▶ _WHAT YOU NEED TO DO_
Locate each line in the items below that contains the string "tick" and copy those lines. Treat the match as case-sensitive.

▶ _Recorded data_
=-=-=
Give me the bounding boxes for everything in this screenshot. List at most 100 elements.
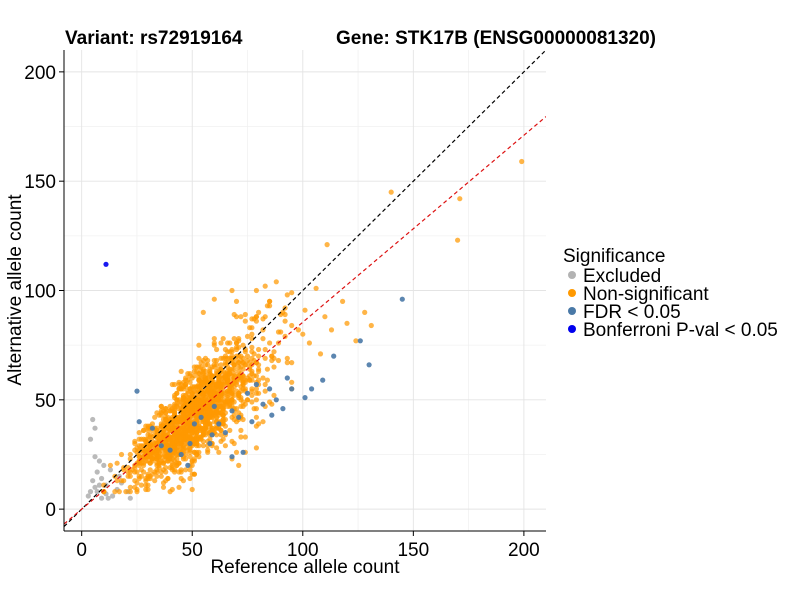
point-non-significant (136, 430, 142, 436)
point-non-significant (143, 436, 149, 442)
point-excluded (87, 436, 94, 442)
point-non-significant (202, 355, 209, 361)
point-excluded (87, 489, 94, 495)
point-fdr-0-05 (320, 377, 326, 383)
point-fdr-0-05 (267, 386, 273, 392)
point-non-significant (225, 340, 231, 346)
point-non-significant (134, 449, 140, 455)
point-non-significant (180, 416, 186, 423)
point-non-significant (174, 401, 180, 407)
point-non-significant (249, 386, 255, 392)
point-non-significant (169, 465, 175, 471)
point-non-significant (149, 434, 155, 440)
point-non-significant (269, 353, 275, 359)
point-non-significant (227, 427, 233, 433)
point-non-significant (269, 357, 275, 364)
data-points (85, 158, 525, 501)
point-non-significant (176, 386, 182, 392)
point-fdr-0-05 (211, 403, 217, 409)
point-non-significant (172, 395, 178, 401)
point-excluded (107, 467, 113, 473)
point-fdr-0-05 (229, 408, 235, 414)
point-non-significant (149, 471, 155, 477)
point-fdr-0-05 (236, 414, 242, 420)
grid-lines (64, 50, 546, 531)
point-non-significant (289, 379, 295, 385)
point-fdr-0-05 (229, 454, 235, 460)
point-non-significant (231, 412, 237, 418)
point-non-significant (216, 373, 222, 379)
point-non-significant-outliers (317, 351, 324, 357)
point-non-significant (244, 397, 251, 403)
point-non-significant (244, 353, 251, 359)
point-non-significant (183, 375, 189, 381)
point-non-significant (289, 322, 295, 329)
point-non-significant (225, 379, 231, 385)
y-tick-label: 100 (24, 282, 56, 303)
point-non-significant (209, 381, 215, 388)
point-fdr-0-05 (216, 421, 222, 427)
point-non-significant (152, 440, 158, 447)
point-non-significant (205, 421, 211, 427)
point-non-significant-outliers (233, 298, 240, 304)
point-non-significant (227, 384, 233, 390)
point-non-significant-outliers (284, 360, 290, 366)
point-non-significant (154, 467, 160, 473)
point-non-significant (189, 386, 195, 392)
title-left: Variant: rs72919164 (65, 28, 243, 49)
point-non-significant (176, 469, 182, 475)
point-non-significant (260, 336, 266, 342)
point-non-significant (163, 410, 169, 416)
point-non-significant-outliers (295, 327, 301, 333)
point-non-significant (222, 373, 228, 379)
point-non-significant (191, 364, 197, 370)
point-non-significant (253, 386, 259, 392)
y-tick-label: 200 (24, 63, 56, 84)
point-non-significant (183, 436, 189, 442)
point-non-significant (167, 489, 173, 495)
point-non-significant (242, 318, 248, 324)
point-non-significant (271, 364, 277, 370)
point-non-significant (158, 412, 164, 418)
point-non-significant (107, 462, 113, 468)
point-non-significant-outliers (313, 285, 319, 291)
point-excluded (92, 484, 98, 490)
point-fdr-0-05 (207, 440, 213, 447)
point-non-significant (244, 357, 251, 364)
point-non-significant (143, 486, 149, 493)
point-non-significant (249, 377, 255, 383)
point-non-significant (207, 366, 213, 372)
point-non-significant (202, 395, 209, 401)
point-non-significant (127, 473, 133, 479)
point-non-significant (233, 346, 240, 353)
point-non-significant (145, 482, 151, 488)
point-non-significant (284, 292, 290, 298)
legend-label: FDR < 0.05 (583, 302, 681, 323)
point-non-significant (114, 478, 120, 484)
point-non-significant (253, 423, 259, 429)
reference-lines (64, 50, 546, 528)
point-non-significant (242, 362, 248, 368)
point-non-significant (220, 436, 226, 442)
point-excluded (92, 454, 98, 460)
point-non-significant (271, 349, 277, 355)
point-non-significant (209, 395, 215, 401)
point-non-significant (189, 458, 195, 464)
point-non-significant (236, 360, 242, 366)
point-non-significant (231, 399, 237, 405)
point-non-significant (178, 430, 184, 436)
x-axis-label: Reference allele count (210, 557, 400, 578)
point-fdr-0-05 (309, 386, 315, 392)
point-non-significant (147, 460, 153, 466)
point-fdr-0-05 (222, 430, 228, 436)
point-non-significant (249, 355, 255, 361)
point-fdr-0-05 (273, 397, 279, 403)
ratio-line (64, 116, 546, 525)
point-non-significant (112, 489, 118, 495)
point-non-significant (282, 311, 288, 318)
point-non-significant (260, 375, 266, 381)
legend-marker (568, 307, 576, 315)
point-non-significant (147, 443, 153, 449)
point-non-significant (198, 434, 204, 440)
point-non-significant (114, 460, 120, 466)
=-=-=
▶ _RESPONSE FOR THIS EXERCISE_
y-tick-label: 100 (24, 282, 56, 303)
y-tick-label: 200 (24, 63, 56, 84)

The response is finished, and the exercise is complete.